■ Data entries for graphics:
________

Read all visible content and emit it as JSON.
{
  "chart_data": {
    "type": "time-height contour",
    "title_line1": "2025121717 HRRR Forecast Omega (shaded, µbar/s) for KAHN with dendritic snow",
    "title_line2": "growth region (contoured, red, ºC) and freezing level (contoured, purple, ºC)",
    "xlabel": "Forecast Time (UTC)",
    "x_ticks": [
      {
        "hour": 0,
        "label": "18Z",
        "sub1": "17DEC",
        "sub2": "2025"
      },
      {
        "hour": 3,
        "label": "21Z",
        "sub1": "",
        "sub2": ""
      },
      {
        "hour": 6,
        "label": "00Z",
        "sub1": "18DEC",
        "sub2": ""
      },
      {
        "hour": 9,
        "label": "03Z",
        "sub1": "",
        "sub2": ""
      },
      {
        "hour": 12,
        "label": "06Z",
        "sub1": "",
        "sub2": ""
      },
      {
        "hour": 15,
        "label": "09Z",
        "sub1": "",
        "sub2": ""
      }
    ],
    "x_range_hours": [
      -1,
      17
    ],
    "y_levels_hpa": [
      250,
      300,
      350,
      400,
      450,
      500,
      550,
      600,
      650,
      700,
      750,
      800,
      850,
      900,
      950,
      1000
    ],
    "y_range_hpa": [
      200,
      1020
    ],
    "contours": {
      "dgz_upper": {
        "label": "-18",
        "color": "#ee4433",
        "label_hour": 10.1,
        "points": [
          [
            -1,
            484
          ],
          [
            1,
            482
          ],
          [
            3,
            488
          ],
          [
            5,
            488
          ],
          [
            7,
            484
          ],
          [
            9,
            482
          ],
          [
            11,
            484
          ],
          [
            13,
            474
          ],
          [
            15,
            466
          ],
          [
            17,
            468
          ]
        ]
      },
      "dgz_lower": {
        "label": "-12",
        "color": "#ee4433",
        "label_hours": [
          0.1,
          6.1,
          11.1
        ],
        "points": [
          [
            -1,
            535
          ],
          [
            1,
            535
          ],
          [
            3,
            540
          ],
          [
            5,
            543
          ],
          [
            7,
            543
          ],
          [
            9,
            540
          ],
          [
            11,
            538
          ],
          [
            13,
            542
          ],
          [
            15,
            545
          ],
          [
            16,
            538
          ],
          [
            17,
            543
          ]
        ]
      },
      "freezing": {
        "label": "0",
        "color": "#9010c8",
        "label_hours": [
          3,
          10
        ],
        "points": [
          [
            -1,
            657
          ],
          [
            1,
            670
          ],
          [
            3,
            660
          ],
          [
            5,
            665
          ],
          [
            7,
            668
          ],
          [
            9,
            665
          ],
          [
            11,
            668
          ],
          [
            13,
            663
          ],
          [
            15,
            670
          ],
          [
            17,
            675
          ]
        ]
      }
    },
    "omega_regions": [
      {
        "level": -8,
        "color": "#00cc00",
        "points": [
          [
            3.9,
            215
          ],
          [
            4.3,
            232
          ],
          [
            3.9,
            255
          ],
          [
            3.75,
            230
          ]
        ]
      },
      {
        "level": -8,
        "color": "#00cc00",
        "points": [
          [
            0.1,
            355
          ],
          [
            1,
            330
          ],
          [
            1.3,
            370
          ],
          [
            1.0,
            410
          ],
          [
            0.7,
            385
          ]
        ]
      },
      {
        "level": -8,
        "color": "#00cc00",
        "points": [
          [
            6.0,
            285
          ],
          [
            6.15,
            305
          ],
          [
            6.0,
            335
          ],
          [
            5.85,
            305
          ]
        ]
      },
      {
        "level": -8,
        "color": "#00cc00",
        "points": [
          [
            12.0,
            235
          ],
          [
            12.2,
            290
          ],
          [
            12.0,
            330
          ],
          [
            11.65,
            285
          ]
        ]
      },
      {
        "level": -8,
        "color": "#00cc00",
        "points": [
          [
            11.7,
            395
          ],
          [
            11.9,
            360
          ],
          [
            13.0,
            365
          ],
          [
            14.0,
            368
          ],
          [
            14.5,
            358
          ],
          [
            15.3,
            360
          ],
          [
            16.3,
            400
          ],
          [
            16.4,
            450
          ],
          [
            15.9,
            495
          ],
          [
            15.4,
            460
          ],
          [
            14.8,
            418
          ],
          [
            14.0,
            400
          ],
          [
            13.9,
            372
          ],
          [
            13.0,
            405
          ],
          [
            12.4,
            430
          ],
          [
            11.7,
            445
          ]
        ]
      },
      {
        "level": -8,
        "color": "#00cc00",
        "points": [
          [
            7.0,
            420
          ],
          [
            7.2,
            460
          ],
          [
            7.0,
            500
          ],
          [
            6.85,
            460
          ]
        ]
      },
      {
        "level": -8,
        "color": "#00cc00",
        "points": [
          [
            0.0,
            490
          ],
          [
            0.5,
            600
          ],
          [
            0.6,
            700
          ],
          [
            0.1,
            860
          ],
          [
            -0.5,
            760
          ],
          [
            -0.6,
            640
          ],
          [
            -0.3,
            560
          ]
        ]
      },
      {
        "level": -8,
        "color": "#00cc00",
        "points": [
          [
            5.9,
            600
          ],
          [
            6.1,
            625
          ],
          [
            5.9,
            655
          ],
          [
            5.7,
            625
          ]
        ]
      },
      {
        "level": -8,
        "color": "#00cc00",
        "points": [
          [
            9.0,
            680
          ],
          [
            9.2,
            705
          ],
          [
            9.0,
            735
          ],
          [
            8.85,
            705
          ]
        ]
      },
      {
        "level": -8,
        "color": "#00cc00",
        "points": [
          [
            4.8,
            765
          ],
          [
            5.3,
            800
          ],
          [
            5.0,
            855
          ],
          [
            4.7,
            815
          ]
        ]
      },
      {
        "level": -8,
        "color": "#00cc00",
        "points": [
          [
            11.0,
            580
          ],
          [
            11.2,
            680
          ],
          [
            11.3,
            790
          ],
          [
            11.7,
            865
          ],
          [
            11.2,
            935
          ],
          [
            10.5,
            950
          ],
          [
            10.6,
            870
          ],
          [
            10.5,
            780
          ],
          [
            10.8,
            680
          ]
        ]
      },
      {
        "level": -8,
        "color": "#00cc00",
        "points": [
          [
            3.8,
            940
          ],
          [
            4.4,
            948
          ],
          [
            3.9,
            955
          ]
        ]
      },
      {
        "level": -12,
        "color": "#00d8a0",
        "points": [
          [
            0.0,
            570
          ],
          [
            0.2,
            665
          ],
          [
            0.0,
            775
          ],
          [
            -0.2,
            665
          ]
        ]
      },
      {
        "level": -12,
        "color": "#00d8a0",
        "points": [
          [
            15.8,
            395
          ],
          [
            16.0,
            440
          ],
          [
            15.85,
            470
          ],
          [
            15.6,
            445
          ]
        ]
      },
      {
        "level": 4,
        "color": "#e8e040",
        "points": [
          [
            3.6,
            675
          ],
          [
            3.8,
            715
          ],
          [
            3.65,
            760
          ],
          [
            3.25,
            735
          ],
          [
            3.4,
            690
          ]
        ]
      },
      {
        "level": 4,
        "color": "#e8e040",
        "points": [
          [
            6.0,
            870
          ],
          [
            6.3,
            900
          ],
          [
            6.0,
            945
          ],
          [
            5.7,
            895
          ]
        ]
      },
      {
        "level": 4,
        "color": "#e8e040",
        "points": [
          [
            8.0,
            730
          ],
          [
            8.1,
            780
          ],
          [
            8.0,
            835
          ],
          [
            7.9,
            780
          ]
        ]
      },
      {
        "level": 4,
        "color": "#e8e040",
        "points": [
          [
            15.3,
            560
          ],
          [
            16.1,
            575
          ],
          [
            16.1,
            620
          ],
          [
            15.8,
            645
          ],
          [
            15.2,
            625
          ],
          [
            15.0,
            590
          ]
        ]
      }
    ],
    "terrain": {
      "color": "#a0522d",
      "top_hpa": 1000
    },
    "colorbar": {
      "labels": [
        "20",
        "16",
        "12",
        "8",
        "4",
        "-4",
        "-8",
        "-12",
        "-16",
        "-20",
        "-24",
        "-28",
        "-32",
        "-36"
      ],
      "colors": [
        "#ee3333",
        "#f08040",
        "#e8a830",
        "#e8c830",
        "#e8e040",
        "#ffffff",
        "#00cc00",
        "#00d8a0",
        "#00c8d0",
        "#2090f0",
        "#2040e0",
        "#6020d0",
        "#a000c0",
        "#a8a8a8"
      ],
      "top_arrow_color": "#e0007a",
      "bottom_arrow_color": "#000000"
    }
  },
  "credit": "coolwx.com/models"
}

________

■ What you need to do:
Identify each line containing the string "freezing" and copy it out.

■ Worked answer:
    "title_line2": "growth region (contoured, red, ºC) and freezing level (contoured, purple, ºC)",
      "freezing": {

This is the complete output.